Exercise requirements
Return each line holding the string "name".

-------- Information supplied

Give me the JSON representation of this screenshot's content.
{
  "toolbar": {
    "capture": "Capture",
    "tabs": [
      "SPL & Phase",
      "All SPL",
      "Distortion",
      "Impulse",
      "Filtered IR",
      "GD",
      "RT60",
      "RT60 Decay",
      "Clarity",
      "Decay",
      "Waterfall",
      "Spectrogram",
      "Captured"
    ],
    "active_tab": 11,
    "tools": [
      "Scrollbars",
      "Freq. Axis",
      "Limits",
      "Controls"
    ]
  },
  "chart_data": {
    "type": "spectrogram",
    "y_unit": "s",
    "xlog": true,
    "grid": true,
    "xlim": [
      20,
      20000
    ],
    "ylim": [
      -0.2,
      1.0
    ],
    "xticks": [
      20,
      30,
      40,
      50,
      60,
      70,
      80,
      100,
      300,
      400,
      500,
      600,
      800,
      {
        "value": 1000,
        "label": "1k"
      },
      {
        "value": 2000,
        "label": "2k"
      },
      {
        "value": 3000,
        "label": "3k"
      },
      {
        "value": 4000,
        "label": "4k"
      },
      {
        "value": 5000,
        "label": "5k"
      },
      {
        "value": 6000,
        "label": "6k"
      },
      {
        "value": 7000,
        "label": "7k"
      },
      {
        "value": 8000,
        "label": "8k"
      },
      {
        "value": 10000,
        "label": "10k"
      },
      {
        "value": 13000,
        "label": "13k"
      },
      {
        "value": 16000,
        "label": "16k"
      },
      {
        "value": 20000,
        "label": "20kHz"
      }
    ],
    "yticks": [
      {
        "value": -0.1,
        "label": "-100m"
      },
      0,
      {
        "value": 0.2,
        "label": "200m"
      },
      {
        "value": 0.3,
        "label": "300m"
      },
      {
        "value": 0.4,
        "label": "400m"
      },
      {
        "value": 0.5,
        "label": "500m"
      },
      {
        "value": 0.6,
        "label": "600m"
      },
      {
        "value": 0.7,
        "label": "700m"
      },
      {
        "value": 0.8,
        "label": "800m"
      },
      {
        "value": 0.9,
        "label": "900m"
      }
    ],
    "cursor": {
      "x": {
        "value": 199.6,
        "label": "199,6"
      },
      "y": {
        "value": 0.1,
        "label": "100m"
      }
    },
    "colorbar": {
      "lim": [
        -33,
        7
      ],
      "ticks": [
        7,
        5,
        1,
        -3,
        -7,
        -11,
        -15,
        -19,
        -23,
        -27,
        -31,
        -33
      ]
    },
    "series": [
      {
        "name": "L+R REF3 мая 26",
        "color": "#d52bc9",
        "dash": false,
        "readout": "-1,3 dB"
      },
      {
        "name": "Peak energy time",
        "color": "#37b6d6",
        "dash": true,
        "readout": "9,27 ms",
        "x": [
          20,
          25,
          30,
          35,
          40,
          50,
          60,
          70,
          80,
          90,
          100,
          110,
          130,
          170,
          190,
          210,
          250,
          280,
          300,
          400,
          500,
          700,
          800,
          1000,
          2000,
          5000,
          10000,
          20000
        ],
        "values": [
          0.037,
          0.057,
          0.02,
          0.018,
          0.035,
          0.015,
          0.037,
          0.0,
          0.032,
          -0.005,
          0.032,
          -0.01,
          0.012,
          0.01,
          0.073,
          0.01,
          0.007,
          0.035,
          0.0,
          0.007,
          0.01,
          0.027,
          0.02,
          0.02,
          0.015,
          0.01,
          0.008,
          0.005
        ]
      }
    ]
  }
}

----------------

Solution to this exercise
        "name": "L+R REF3 мая 26",
        "name": "Peak energy time",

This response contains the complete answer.